- [OBJECTIVE]: Starting at the first row and stopping after the line that contains "scale-bar: 200 m 500 ft — [68, 520, 126, 542]", rewrite the rows with every "field-value" renamed to "data-value". Keep all other text unchanged.

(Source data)
━━━━━━━━━━━━━━━━━━━━━━━━━━━━━━

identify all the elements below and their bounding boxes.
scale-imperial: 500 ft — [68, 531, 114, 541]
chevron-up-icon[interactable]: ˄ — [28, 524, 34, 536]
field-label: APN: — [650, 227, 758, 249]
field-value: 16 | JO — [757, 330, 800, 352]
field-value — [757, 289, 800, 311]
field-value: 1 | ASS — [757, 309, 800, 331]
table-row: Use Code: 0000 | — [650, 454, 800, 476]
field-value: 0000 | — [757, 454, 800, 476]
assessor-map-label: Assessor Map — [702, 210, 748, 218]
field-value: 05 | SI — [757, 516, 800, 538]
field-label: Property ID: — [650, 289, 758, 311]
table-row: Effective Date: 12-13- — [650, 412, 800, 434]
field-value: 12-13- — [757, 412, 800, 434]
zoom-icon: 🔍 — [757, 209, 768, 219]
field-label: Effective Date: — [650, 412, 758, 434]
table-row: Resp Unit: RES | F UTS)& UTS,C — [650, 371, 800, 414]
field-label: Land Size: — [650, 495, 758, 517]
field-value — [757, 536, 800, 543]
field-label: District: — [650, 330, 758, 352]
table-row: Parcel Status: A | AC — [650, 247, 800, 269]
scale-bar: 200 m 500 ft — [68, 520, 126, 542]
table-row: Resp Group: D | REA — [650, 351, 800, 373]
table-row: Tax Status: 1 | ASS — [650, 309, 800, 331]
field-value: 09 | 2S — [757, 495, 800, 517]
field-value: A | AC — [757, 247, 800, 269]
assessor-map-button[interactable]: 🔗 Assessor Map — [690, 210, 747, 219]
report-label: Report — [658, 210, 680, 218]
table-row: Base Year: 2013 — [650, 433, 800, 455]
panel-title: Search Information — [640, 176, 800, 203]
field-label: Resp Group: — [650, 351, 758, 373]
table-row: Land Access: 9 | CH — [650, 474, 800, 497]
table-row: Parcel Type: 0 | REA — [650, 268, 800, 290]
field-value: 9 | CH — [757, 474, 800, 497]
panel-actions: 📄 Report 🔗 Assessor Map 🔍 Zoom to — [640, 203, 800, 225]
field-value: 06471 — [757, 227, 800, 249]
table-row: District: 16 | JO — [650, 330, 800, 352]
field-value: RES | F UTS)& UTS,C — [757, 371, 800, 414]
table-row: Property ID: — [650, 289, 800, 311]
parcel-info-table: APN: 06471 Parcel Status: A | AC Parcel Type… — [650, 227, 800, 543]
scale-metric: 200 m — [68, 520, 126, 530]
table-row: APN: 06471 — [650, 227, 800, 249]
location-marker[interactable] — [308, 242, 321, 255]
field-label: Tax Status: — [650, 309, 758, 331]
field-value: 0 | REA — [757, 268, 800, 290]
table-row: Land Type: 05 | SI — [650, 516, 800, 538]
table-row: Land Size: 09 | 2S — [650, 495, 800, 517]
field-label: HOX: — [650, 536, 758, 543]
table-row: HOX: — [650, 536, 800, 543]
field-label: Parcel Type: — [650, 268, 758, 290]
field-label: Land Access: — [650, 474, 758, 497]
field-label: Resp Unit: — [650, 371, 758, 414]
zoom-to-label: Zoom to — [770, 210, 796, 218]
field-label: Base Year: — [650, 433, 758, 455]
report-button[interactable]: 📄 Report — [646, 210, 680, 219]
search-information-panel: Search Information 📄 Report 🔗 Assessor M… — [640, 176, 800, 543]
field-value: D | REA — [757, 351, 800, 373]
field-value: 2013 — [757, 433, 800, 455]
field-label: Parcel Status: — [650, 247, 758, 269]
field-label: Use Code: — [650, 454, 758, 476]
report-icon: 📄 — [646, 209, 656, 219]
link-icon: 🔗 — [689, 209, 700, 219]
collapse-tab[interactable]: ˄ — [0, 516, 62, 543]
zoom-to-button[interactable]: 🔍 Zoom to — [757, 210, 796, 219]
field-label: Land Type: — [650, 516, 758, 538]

━━━━━━━━━━━━━━━━━━━━━━━━━━━━━━

- [OUTPUT FOR THIS TASK]:
identify all the elements below and their bounding boxes.
scale-imperial: 500 ft — [68, 531, 114, 541]
chevron-up-icon[interactable]: ˄ — [28, 524, 34, 536]
field-label: APN: — [650, 227, 758, 249]
data-value: 16 | JO — [757, 330, 800, 352]
data-value — [757, 289, 800, 311]
data-value: 1 | ASS — [757, 309, 800, 331]
table-row: Use Code: 0000 | — [650, 454, 800, 476]
data-value: 0000 | — [757, 454, 800, 476]
assessor-map-label: Assessor Map — [702, 210, 748, 218]
data-value: 05 | SI — [757, 516, 800, 538]
field-label: Property ID: — [650, 289, 758, 311]
table-row: Effective Date: 12-13- — [650, 412, 800, 434]
data-value: 12-13- — [757, 412, 800, 434]
zoom-icon: 🔍 — [757, 209, 768, 219]
field-label: Effective Date: — [650, 412, 758, 434]
table-row: Resp Unit: RES | F UTS)& UTS,C — [650, 371, 800, 414]
field-label: Land Size: — [650, 495, 758, 517]
data-value — [757, 536, 800, 543]
field-label: District: — [650, 330, 758, 352]
table-row: Parcel Status: A | AC — [650, 247, 800, 269]
scale-bar: 200 m 500 ft — [68, 520, 126, 542]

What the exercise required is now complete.